## Work to be completed
Please give the entries again in full and exactly, without any picture.

(Data tied to figure images)

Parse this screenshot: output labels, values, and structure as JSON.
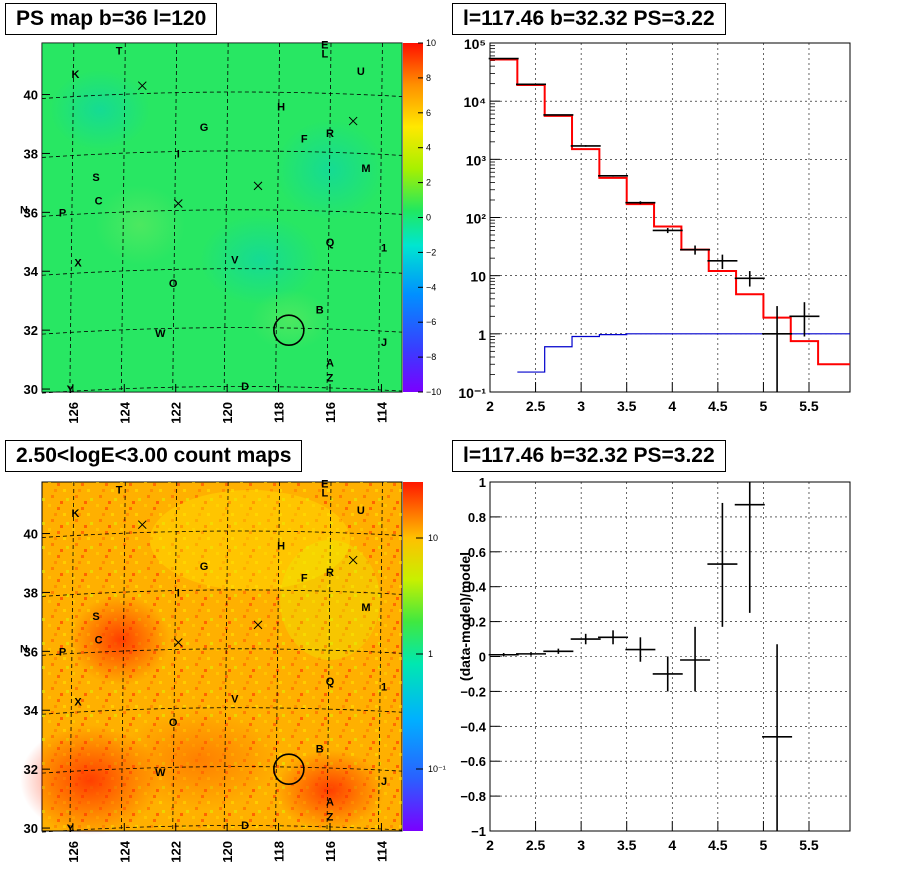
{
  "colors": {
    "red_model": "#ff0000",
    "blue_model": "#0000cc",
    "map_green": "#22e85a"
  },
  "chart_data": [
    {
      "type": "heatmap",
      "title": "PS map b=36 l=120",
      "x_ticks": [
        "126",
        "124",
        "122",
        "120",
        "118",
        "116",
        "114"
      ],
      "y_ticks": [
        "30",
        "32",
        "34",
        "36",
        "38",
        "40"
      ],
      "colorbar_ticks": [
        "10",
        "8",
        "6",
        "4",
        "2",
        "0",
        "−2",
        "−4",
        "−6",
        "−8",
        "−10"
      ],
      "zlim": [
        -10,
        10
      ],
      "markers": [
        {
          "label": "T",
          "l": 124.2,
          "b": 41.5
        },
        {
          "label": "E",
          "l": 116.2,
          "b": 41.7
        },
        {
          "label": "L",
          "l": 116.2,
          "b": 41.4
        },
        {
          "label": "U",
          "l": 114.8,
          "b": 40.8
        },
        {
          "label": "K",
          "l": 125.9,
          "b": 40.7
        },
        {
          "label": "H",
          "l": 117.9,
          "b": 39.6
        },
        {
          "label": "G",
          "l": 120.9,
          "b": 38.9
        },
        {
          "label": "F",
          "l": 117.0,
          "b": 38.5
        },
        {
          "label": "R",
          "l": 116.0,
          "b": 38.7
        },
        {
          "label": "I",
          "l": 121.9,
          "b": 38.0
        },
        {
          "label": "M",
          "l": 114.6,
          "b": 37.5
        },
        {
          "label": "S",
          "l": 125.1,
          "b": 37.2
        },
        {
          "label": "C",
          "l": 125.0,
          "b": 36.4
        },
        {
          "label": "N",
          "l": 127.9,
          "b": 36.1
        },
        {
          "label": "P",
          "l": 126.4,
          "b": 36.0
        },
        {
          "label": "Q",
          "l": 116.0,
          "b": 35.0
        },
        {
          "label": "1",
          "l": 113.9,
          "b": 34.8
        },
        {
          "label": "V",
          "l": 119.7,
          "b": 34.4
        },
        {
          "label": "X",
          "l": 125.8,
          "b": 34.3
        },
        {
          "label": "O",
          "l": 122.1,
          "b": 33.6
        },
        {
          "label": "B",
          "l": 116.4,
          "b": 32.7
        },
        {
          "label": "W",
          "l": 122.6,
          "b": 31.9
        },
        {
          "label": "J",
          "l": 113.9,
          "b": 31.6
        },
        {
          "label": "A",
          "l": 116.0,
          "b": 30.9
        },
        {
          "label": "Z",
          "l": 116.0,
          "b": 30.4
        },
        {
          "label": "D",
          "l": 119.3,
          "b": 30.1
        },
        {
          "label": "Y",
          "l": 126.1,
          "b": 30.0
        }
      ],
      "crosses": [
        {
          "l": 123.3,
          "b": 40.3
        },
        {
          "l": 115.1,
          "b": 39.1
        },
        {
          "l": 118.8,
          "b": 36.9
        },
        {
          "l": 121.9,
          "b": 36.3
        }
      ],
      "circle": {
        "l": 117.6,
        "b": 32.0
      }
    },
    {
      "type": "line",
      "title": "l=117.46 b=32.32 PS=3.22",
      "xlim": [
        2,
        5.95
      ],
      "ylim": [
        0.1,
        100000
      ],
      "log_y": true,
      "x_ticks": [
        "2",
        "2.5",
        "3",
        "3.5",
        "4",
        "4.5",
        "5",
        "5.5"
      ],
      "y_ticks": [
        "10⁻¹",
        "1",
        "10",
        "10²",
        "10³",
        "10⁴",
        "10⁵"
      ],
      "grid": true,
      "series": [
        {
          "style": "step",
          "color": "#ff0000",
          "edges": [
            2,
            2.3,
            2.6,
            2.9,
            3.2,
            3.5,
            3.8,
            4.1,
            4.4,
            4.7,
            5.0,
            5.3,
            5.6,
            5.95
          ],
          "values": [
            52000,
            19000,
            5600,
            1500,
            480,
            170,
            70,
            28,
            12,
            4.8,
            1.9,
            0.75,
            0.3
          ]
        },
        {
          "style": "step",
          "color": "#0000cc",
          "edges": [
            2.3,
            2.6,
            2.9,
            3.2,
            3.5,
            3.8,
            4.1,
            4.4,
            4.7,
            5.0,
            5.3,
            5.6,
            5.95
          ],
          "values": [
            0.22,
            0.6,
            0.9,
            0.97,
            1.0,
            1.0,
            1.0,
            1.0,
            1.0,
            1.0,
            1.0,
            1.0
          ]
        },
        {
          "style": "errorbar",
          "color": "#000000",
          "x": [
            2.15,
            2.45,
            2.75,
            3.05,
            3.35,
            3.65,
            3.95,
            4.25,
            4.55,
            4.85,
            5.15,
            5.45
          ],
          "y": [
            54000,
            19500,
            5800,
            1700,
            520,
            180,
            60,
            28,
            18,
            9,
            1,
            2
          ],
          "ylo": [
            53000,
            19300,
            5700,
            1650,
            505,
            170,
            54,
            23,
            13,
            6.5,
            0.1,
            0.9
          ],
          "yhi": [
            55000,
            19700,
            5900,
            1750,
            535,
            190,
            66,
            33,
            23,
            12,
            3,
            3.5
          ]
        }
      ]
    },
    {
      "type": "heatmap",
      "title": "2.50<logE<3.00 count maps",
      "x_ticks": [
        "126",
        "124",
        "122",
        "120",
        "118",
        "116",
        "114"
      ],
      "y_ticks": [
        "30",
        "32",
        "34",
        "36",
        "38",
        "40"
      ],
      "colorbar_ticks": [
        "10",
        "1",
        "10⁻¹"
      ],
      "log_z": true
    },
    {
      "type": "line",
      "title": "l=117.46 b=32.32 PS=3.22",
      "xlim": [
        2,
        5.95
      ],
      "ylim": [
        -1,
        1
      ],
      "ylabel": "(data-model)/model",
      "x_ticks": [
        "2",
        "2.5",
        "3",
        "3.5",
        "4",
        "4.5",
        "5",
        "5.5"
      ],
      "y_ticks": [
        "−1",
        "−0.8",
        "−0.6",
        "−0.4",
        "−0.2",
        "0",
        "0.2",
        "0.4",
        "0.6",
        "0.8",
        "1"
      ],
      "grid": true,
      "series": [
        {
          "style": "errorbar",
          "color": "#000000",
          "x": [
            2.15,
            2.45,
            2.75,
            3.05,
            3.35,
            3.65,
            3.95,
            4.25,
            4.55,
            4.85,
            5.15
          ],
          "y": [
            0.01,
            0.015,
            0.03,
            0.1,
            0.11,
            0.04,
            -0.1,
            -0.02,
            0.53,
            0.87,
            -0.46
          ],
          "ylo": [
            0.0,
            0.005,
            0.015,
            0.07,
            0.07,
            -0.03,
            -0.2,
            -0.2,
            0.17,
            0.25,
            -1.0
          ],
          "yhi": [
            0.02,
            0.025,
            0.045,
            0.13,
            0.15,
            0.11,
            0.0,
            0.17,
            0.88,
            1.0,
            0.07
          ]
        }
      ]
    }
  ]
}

## Solution to this task
Parse this screenshot: output labels, values, and structure as JSON.
{
  "colors": {
    "red_model": "#ff0000",
    "blue_model": "#0000cc",
    "map_green": "#22e85a"
  },
  "chart_data": [
    {
      "type": "heatmap",
      "title": "PS map b=36 l=120",
      "x_ticks": [
        "126",
        "124",
        "122",
        "120",
        "118",
        "116",
        "114"
      ],
      "y_ticks": [
        "30",
        "32",
        "34",
        "36",
        "38",
        "40"
      ],
      "colorbar_ticks": [
        "10",
        "8",
        "6",
        "4",
        "2",
        "0",
        "−2",
        "−4",
        "−6",
        "−8",
        "−10"
      ],
      "zlim": [
        -10,
        10
      ],
      "markers": [
        {
          "label": "T",
          "l": 124.2,
          "b": 41.5
        },
        {
          "label": "E",
          "l": 116.2,
          "b": 41.7
        },
        {
          "label": "L",
          "l": 116.2,
          "b": 41.4
        },
        {
          "label": "U",
          "l": 114.8,
          "b": 40.8
        },
        {
          "label": "K",
          "l": 125.9,
          "b": 40.7
        },
        {
          "label": "H",
          "l": 117.9,
          "b": 39.6
        },
        {
          "label": "G",
          "l": 120.9,
          "b": 38.9
        },
        {
          "label": "F",
          "l": 117.0,
          "b": 38.5
        },
        {
          "label": "R",
          "l": 116.0,
          "b": 38.7
        },
        {
          "label": "I",
          "l": 121.9,
          "b": 38.0
        },
        {
          "label": "M",
          "l": 114.6,
          "b": 37.5
        },
        {
          "label": "S",
          "l": 125.1,
          "b": 37.2
        },
        {
          "label": "C",
          "l": 125.0,
          "b": 36.4
        },
        {
          "label": "N",
          "l": 127.9,
          "b": 36.1
        },
        {
          "label": "P",
          "l": 126.4,
          "b": 36.0
        },
        {
          "label": "Q",
          "l": 116.0,
          "b": 35.0
        },
        {
          "label": "1",
          "l": 113.9,
          "b": 34.8
        },
        {
          "label": "V",
          "l": 119.7,
          "b": 34.4
        },
        {
          "label": "X",
          "l": 125.8,
          "b": 34.3
        },
        {
          "label": "O",
          "l": 122.1,
          "b": 33.6
        },
        {
          "label": "B",
          "l": 116.4,
          "b": 32.7
        },
        {
          "label": "W",
          "l": 122.6,
          "b": 31.9
        },
        {
          "label": "J",
          "l": 113.9,
          "b": 31.6
        },
        {
          "label": "A",
          "l": 116.0,
          "b": 30.9
        },
        {
          "label": "Z",
          "l": 116.0,
          "b": 30.4
        },
        {
          "label": "D",
          "l": 119.3,
          "b": 30.1
        },
        {
          "label": "Y",
          "l": 126.1,
          "b": 30.0
        }
      ],
      "crosses": [
        {
          "l": 123.3,
          "b": 40.3
        },
        {
          "l": 115.1,
          "b": 39.1
        },
        {
          "l": 118.8,
          "b": 36.9
        },
        {
          "l": 121.9,
          "b": 36.3
        }
      ],
      "circle": {
        "l": 117.6,
        "b": 32.0
      }
    },
    {
      "type": "line",
      "title": "l=117.46 b=32.32 PS=3.22",
      "xlim": [
        2,
        5.95
      ],
      "ylim": [
        0.1,
        100000
      ],
      "log_y": true,
      "x_ticks": [
        "2",
        "2.5",
        "3",
        "3.5",
        "4",
        "4.5",
        "5",
        "5.5"
      ],
      "y_ticks": [
        "10⁻¹",
        "1",
        "10",
        "10²",
        "10³",
        "10⁴",
        "10⁵"
      ],
      "grid": true,
      "series": [
        {
          "style": "step",
          "color": "#ff0000",
          "edges": [
            2,
            2.3,
            2.6,
            2.9,
            3.2,
            3.5,
            3.8,
            4.1,
            4.4,
            4.7,
            5.0,
            5.3,
            5.6,
            5.95
          ],
          "values": [
            52000,
            19000,
            5600,
            1500,
            480,
            170,
            70,
            28,
            12,
            4.8,
            1.9,
            0.75,
            0.3
          ]
        },
        {
          "style": "step",
          "color": "#0000cc",
          "edges": [
            2.3,
            2.6,
            2.9,
            3.2,
            3.5,
            3.8,
            4.1,
            4.4,
            4.7,
            5.0,
            5.3,
            5.6,
            5.95
          ],
          "values": [
            0.22,
            0.6,
            0.9,
            0.97,
            1.0,
            1.0,
            1.0,
            1.0,
            1.0,
            1.0,
            1.0,
            1.0
          ]
        },
        {
          "style": "errorbar",
          "color": "#000000",
          "x": [
            2.15,
            2.45,
            2.75,
            3.05,
            3.35,
            3.65,
            3.95,
            4.25,
            4.55,
            4.85,
            5.15,
            5.45
          ],
          "y": [
            54000,
            19500,
            5800,
            1700,
            520,
            180,
            60,
            28,
            18,
            9,
            1,
            2
          ],
          "ylo": [
            53000,
            19300,
            5700,
            1650,
            505,
            170,
            54,
            23,
            13,
            6.5,
            0.1,
            0.9
          ],
          "yhi": [
            55000,
            19700,
            5900,
            1750,
            535,
            190,
            66,
            33,
            23,
            12,
            3,
            3.5
          ]
        }
      ]
    },
    {
      "type": "heatmap",
      "title": "2.50<logE<3.00 count maps",
      "x_ticks": [
        "126",
        "124",
        "122",
        "120",
        "118",
        "116",
        "114"
      ],
      "y_ticks": [
        "30",
        "32",
        "34",
        "36",
        "38",
        "40"
      ],
      "colorbar_ticks": [
        "10",
        "1",
        "10⁻¹"
      ],
      "log_z": true
    },
    {
      "type": "line",
      "title": "l=117.46 b=32.32 PS=3.22",
      "xlim": [
        2,
        5.95
      ],
      "ylim": [
        -1,
        1
      ],
      "ylabel": "(data-model)/model",
      "x_ticks": [
        "2",
        "2.5",
        "3",
        "3.5",
        "4",
        "4.5",
        "5",
        "5.5"
      ],
      "y_ticks": [
        "−1",
        "−0.8",
        "−0.6",
        "−0.4",
        "−0.2",
        "0",
        "0.2",
        "0.4",
        "0.6",
        "0.8",
        "1"
      ],
      "grid": true,
      "series": [
        {
          "style": "errorbar",
          "color": "#000000",
          "x": [
            2.15,
            2.45,
            2.75,
            3.05,
            3.35,
            3.65,
            3.95,
            4.25,
            4.55,
            4.85,
            5.15
          ],
          "y": [
            0.01,
            0.015,
            0.03,
            0.1,
            0.11,
            0.04,
            -0.1,
            -0.02,
            0.53,
            0.87,
            -0.46
          ],
          "ylo": [
            0.0,
            0.005,
            0.015,
            0.07,
            0.07,
            -0.03,
            -0.2,
            -0.2,
            0.17,
            0.25,
            -1.0
          ],
          "yhi": [
            0.02,
            0.025,
            0.045,
            0.13,
            0.15,
            0.11,
            0.0,
            0.17,
            0.88,
            1.0,
            0.07
          ]
        }
      ]
    }
  ]
}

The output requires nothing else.